**What is being asked:** Copy every line of the material below word for word.

**Dataset rows:**
----------------

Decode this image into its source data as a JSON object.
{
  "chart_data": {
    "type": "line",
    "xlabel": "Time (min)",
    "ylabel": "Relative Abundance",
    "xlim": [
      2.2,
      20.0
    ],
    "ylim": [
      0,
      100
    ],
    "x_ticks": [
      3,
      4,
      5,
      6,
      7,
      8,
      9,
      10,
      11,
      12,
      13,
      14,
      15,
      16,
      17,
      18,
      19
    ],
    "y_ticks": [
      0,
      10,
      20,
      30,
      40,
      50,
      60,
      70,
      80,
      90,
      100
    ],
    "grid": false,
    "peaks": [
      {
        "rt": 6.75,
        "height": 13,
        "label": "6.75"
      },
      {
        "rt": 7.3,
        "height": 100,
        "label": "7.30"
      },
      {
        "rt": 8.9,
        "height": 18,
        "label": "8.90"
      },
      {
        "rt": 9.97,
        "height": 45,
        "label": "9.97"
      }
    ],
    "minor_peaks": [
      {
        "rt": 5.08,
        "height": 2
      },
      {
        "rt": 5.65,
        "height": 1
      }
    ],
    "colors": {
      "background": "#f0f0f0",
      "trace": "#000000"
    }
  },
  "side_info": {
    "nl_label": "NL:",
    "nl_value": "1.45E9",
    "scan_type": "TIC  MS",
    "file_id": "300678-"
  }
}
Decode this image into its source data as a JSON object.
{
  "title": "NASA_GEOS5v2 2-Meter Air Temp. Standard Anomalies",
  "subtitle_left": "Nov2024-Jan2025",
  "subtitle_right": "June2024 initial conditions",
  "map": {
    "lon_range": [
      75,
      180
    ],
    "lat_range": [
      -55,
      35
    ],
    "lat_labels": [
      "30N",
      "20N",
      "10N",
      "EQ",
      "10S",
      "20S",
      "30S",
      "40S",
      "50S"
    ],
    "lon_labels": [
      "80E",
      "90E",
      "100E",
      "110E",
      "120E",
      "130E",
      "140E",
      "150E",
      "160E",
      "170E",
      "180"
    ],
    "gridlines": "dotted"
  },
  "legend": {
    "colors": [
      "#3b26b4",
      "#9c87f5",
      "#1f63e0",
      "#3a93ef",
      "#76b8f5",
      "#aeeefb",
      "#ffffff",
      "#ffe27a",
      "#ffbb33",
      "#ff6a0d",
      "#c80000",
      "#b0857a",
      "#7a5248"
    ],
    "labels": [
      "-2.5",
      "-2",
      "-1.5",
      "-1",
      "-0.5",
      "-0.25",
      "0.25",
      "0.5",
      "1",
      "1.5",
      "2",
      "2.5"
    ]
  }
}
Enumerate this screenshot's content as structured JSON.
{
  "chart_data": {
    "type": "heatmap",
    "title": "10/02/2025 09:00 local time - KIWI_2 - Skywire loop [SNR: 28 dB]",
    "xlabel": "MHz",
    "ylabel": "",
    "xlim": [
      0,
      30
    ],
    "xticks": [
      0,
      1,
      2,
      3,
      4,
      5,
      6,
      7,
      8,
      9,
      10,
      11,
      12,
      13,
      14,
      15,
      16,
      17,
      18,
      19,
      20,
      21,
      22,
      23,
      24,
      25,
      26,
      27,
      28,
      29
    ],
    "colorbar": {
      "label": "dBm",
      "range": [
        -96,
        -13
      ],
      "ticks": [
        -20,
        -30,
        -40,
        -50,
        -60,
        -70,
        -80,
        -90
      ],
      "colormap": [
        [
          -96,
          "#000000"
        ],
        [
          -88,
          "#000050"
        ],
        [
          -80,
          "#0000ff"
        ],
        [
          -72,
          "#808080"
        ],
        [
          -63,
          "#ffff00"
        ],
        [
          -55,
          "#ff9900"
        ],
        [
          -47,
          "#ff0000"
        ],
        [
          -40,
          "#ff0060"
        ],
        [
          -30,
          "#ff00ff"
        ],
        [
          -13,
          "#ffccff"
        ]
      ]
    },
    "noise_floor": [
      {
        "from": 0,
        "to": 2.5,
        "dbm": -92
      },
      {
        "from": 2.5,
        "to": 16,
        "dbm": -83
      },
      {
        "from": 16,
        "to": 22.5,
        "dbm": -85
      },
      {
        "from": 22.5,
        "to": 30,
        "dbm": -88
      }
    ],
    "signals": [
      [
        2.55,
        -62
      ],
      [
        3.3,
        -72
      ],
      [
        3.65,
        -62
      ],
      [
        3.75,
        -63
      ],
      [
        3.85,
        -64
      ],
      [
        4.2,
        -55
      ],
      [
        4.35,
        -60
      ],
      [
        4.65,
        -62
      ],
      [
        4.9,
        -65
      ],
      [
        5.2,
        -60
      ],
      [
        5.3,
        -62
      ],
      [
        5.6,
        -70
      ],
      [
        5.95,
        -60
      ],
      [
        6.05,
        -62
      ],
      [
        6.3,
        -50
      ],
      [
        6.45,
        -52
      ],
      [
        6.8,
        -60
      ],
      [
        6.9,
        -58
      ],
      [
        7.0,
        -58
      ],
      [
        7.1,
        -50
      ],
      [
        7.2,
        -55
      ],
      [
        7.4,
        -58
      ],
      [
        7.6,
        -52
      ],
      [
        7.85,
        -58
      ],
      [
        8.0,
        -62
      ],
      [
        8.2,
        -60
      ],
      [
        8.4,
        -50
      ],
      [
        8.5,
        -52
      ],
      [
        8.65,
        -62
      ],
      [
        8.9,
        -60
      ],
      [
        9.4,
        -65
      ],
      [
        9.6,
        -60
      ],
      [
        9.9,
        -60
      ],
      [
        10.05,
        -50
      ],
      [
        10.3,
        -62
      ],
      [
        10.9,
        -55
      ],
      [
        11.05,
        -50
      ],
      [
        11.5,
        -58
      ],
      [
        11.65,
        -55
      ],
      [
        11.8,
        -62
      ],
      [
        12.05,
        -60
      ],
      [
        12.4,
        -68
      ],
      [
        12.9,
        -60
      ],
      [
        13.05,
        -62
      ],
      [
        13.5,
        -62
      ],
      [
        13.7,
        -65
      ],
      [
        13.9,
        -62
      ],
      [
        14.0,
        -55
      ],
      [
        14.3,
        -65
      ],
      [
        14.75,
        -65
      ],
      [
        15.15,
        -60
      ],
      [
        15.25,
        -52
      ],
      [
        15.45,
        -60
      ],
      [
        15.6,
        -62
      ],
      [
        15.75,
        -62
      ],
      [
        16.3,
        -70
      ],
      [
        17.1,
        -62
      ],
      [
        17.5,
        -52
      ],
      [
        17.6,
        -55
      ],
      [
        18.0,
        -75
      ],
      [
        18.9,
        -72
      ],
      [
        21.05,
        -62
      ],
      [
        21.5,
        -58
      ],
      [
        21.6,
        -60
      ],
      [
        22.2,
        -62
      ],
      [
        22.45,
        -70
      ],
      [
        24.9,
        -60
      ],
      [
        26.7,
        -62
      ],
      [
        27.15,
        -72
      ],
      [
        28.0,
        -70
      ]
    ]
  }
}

----------------

**Solved exercise:**
Decode this image into its source data as a JSON object.
{
  "chart_data": {
    "type": "line",
    "xlabel": "Time (min)",
    "ylabel": "Relative Abundance",
    "xlim": [
      2.2,
      20.0
    ],
    "ylim": [
      0,
      100
    ],
    "x_ticks": [
      3,
      4,
      5,
      6,
      7,
      8,
      9,
      10,
      11,
      12,
      13,
      14,
      15,
      16,
      17,
      18,
      19
    ],
    "y_ticks": [
      0,
      10,
      20,
      30,
      40,
      50,
      60,
      70,
      80,
      90,
      100
    ],
    "grid": false,
    "peaks": [
      {
        "rt": 6.75,
        "height": 13,
        "label": "6.75"
      },
      {
        "rt": 7.3,
        "height": 100,
        "label": "7.30"
      },
      {
        "rt": 8.9,
        "height": 18,
        "label": "8.90"
      },
      {
        "rt": 9.97,
        "height": 45,
        "label": "9.97"
      }
    ],
    "minor_peaks": [
      {
        "rt": 5.08,
        "height": 2
      },
      {
        "rt": 5.65,
        "height": 1
      }
    ],
    "colors": {
      "background": "#f0f0f0",
      "trace": "#000000"
    }
  },
  "side_info": {
    "nl_label": "NL:",
    "nl_value": "1.45E9",
    "scan_type": "TIC  MS",
    "file_id": "300678-"
  }
}
Decode this image into its source data as a JSON object.
{
  "title": "NASA_GEOS5v2 2-Meter Air Temp. Standard Anomalies",
  "subtitle_left": "Nov2024-Jan2025",
  "subtitle_right": "June2024 initial conditions",
  "map": {
    "lon_range": [
      75,
      180
    ],
    "lat_range": [
      -55,
      35
    ],
    "lat_labels": [
      "30N",
      "20N",
      "10N",
      "EQ",
      "10S",
      "20S",
      "30S",
      "40S",
      "50S"
    ],
    "lon_labels": [
      "80E",
      "90E",
      "100E",
      "110E",
      "120E",
      "130E",
      "140E",
      "150E",
      "160E",
      "170E",
      "180"
    ],
    "gridlines": "dotted"
  },
  "legend": {
    "colors": [
      "#3b26b4",
      "#9c87f5",
      "#1f63e0",
      "#3a93ef",
      "#76b8f5",
      "#aeeefb",
      "#ffffff",
      "#ffe27a",
      "#ffbb33",
      "#ff6a0d",
      "#c80000",
      "#b0857a",
      "#7a5248"
    ],
    "labels": [
      "-2.5",
      "-2",
      "-1.5",
      "-1",
      "-0.5",
      "-0.25",
      "0.25",
      "0.5",
      "1",
      "1.5",
      "2",
      "2.5"
    ]
  }
}
Enumerate this screenshot's content as structured JSON.
{
  "chart_data": {
    "type": "heatmap",
    "title": "10/02/2025 09:00 local time - KIWI_2 - Skywire loop [SNR: 28 dB]",
    "xlabel": "MHz",
    "ylabel": "",
    "xlim": [
      0,
      30
    ],
    "xticks": [
      0,
      1,
      2,
      3,
      4,
      5,
      6,
      7,
      8,
      9,
      10,
      11,
      12,
      13,
      14,
      15,
      16,
      17,
      18,
      19,
      20,
      21,
      22,
      23,
      24,
      25,
      26,
      27,
      28,
      29
    ],
    "colorbar": {
      "label": "dBm",
      "range": [
        -96,
        -13
      ],
      "ticks": [
        -20,
        -30,
        -40,
        -50,
        -60,
        -70,
        -80,
        -90
      ],
      "colormap": [
        [
          -96,
          "#000000"
        ],
        [
          -88,
          "#000050"
        ],
        [
          -80,
          "#0000ff"
        ],
        [
          -72,
          "#808080"
        ],
        [
          -63,
          "#ffff00"
        ],
        [
          -55,
          "#ff9900"
        ],
        [
          -47,
          "#ff0000"
        ],
        [
          -40,
          "#ff0060"
        ],
        [
          -30,
          "#ff00ff"
        ],
        [
          -13,
          "#ffccff"
        ]
      ]
    },
    "noise_floor": [
      {
        "from": 0,
        "to": 2.5,
        "dbm": -92
      },
      {
        "from": 2.5,
        "to": 16,
        "dbm": -83
      },
      {
        "from": 16,
        "to": 22.5,
        "dbm": -85
      },
      {
        "from": 22.5,
        "to": 30,
        "dbm": -88
      }
    ],
    "signals": [
      [
        2.55,
        -62
      ],
      [
        3.3,
        -72
      ],
      [
        3.65,
        -62
      ],
      [
        3.75,
        -63
      ],
      [
        3.85,
        -64
      ],
      [
        4.2,
        -55
      ],
      [
        4.35,
        -60
      ],
      [
        4.65,
        -62
      ],
      [
        4.9,
        -65
      ],
      [
        5.2,
        -60
      ],
      [
        5.3,
        -62
      ],
      [
        5.6,
        -70
      ],
      [
        5.95,
        -60
      ],
      [
        6.05,
        -62
      ],
      [
        6.3,
        -50
      ],
      [
        6.45,
        -52
      ],
      [
        6.8,
        -60
      ],
      [
        6.9,
        -58
      ],
      [
        7.0,
        -58
      ],
      [
        7.1,
        -50
      ],
      [
        7.2,
        -55
      ],
      [
        7.4,
        -58
      ],
      [
        7.6,
        -52
      ],
      [
        7.85,
        -58
      ],
      [
        8.0,
        -62
      ],
      [
        8.2,
        -60
      ],
      [
        8.4,
        -50
      ],
      [
        8.5,
        -52
      ],
      [
        8.65,
        -62
      ],
      [
        8.9,
        -60
      ],
      [
        9.4,
        -65
      ],
      [
        9.6,
        -60
      ],
      [
        9.9,
        -60
      ],
      [
        10.05,
        -50
      ],
      [
        10.3,
        -62
      ],
      [
        10.9,
        -55
      ],
      [
        11.05,
        -50
      ],
      [
        11.5,
        -58
      ],
      [
        11.65,
        -55
      ],
      [
        11.8,
        -62
      ],
      [
        12.05,
        -60
      ],
      [
        12.4,
        -68
      ],
      [
        12.9,
        -60
      ],
      [
        13.05,
        -62
      ],
      [
        13.5,
        -62
      ],
      [
        13.7,
        -65
      ],
      [
        13.9,
        -62
      ],
      [
        14.0,
        -55
      ],
      [
        14.3,
        -65
      ],
      [
        14.75,
        -65
      ],
      [
        15.15,
        -60
      ],
      [
        15.25,
        -52
      ],
      [
        15.45,
        -60
      ],
      [
        15.6,
        -62
      ],
      [
        15.75,
        -62
      ],
      [
        16.3,
        -70
      ],
      [
        17.1,
        -62
      ],
      [
        17.5,
        -52
      ],
      [
        17.6,
        -55
      ],
      [
        18.0,
        -75
      ],
      [
        18.9,
        -72
      ],
      [
        21.05,
        -62
      ],
      [
        21.5,
        -58
      ],
      [
        21.6,
        -60
      ],
      [
        22.2,
        -62
      ],
      [
        22.45,
        -70
      ],
      [
        24.9,
        -60
      ],
      [
        26.7,
        -62
      ],
      [
        27.15,
        -72
      ],
      [
        28.0,
        -70
      ]
    ]
  }
}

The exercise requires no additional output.